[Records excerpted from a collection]
+ + + + +
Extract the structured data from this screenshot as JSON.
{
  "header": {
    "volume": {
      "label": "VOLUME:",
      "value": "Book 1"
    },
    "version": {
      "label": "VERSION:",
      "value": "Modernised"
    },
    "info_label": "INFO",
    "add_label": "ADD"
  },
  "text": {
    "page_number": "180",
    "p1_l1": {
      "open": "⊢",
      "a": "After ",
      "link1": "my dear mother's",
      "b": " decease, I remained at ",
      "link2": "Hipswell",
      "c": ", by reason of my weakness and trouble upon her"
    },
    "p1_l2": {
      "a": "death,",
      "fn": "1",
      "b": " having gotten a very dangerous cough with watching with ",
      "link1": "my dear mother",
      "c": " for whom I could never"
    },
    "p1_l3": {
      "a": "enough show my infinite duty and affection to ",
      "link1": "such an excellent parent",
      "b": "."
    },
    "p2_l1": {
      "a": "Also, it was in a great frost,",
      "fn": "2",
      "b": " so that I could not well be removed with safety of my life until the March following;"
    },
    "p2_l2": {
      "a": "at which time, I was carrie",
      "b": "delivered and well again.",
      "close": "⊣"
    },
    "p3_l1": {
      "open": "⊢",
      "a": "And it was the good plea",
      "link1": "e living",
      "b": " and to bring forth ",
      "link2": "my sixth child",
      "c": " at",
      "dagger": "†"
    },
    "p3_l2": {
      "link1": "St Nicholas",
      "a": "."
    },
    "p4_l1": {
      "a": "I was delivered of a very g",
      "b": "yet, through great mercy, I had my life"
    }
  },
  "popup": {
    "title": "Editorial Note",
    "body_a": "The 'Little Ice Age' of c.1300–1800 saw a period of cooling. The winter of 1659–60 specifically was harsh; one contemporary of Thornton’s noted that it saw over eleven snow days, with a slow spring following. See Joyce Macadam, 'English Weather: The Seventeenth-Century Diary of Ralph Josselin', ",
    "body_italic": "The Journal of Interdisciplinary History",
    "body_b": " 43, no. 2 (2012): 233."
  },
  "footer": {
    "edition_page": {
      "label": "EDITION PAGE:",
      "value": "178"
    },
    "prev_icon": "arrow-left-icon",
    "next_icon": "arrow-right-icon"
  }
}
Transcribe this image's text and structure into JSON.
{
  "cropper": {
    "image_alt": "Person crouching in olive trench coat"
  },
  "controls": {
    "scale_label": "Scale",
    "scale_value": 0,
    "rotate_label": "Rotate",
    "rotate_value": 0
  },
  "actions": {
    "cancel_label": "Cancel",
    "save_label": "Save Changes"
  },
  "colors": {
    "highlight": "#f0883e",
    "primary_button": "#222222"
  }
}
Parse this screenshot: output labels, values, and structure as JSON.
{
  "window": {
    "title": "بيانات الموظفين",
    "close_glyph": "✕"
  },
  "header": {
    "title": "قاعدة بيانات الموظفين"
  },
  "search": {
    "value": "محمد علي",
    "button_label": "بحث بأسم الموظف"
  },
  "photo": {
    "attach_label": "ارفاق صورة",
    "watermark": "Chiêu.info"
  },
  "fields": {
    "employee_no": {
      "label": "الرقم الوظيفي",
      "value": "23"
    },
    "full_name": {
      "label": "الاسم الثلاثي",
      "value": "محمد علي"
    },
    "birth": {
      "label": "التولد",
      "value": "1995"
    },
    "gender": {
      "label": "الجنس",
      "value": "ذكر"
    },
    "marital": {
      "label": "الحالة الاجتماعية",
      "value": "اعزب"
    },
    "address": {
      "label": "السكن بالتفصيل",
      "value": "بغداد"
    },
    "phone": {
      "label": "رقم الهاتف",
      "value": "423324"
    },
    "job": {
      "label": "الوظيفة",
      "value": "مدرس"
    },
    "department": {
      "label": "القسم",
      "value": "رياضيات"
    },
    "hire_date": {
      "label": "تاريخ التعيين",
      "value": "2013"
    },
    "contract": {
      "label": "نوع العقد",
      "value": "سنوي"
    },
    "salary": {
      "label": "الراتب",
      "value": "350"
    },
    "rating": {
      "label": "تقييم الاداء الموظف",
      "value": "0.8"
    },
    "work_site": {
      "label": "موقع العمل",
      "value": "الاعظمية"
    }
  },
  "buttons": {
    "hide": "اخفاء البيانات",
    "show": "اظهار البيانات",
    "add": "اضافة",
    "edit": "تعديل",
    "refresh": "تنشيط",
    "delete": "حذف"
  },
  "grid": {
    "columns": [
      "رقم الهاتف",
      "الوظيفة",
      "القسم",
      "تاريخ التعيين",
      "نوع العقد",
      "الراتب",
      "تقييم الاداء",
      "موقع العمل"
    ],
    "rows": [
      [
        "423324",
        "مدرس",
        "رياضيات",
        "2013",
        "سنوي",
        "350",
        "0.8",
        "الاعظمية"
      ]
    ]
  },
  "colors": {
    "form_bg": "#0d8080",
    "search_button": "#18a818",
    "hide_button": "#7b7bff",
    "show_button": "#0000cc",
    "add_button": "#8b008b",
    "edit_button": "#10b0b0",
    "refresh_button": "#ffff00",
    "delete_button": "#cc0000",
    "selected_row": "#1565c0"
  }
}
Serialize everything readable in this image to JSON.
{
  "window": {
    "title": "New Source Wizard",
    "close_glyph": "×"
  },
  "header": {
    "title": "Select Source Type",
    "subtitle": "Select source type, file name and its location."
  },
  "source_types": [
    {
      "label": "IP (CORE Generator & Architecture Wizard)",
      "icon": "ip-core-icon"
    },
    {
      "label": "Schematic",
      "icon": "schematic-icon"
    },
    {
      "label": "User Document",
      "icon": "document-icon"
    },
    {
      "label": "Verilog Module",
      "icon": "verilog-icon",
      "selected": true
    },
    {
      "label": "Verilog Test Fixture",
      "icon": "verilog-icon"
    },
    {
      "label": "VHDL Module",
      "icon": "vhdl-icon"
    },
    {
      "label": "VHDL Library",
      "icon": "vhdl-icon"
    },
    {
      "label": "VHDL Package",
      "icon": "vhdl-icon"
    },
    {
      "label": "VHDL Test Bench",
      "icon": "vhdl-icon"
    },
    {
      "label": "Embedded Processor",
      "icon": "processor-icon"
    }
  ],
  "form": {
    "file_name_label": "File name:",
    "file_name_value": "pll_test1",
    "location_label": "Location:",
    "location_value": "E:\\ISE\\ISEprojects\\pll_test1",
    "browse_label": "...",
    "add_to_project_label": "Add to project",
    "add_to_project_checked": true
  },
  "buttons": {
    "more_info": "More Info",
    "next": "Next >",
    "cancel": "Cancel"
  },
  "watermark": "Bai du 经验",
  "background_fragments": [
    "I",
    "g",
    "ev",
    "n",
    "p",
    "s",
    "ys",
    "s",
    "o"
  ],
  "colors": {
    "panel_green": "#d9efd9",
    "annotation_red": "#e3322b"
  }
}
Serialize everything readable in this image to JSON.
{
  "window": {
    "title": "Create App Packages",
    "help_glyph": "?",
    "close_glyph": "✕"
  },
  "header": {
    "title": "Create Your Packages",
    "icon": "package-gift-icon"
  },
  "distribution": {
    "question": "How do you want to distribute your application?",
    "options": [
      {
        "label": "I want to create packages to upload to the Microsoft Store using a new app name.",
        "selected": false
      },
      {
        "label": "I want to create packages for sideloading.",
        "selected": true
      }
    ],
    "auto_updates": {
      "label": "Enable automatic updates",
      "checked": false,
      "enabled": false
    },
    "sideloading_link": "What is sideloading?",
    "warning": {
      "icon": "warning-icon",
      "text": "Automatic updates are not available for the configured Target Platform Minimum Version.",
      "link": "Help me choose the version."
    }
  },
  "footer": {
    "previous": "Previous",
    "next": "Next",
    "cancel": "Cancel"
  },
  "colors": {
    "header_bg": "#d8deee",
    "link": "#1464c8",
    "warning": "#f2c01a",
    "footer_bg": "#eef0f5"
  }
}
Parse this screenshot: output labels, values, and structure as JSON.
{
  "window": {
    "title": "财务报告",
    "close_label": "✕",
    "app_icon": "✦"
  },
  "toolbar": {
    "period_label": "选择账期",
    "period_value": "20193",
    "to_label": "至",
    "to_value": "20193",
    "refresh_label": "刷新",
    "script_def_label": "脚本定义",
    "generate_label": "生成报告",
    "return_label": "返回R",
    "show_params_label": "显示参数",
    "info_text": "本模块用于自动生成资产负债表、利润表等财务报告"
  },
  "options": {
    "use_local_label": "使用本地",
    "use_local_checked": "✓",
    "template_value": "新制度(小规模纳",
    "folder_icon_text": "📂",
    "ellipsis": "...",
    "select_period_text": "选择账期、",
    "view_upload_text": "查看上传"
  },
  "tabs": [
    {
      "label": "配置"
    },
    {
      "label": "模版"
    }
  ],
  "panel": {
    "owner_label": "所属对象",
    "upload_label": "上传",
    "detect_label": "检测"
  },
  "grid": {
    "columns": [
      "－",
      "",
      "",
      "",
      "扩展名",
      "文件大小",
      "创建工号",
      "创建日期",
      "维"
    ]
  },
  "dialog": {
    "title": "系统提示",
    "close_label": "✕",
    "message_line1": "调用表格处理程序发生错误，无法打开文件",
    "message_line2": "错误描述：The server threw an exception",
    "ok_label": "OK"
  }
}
+ + + + +
Set problem
Give back only a number, the number of lines where the string "warning" occurs.

Solution below
3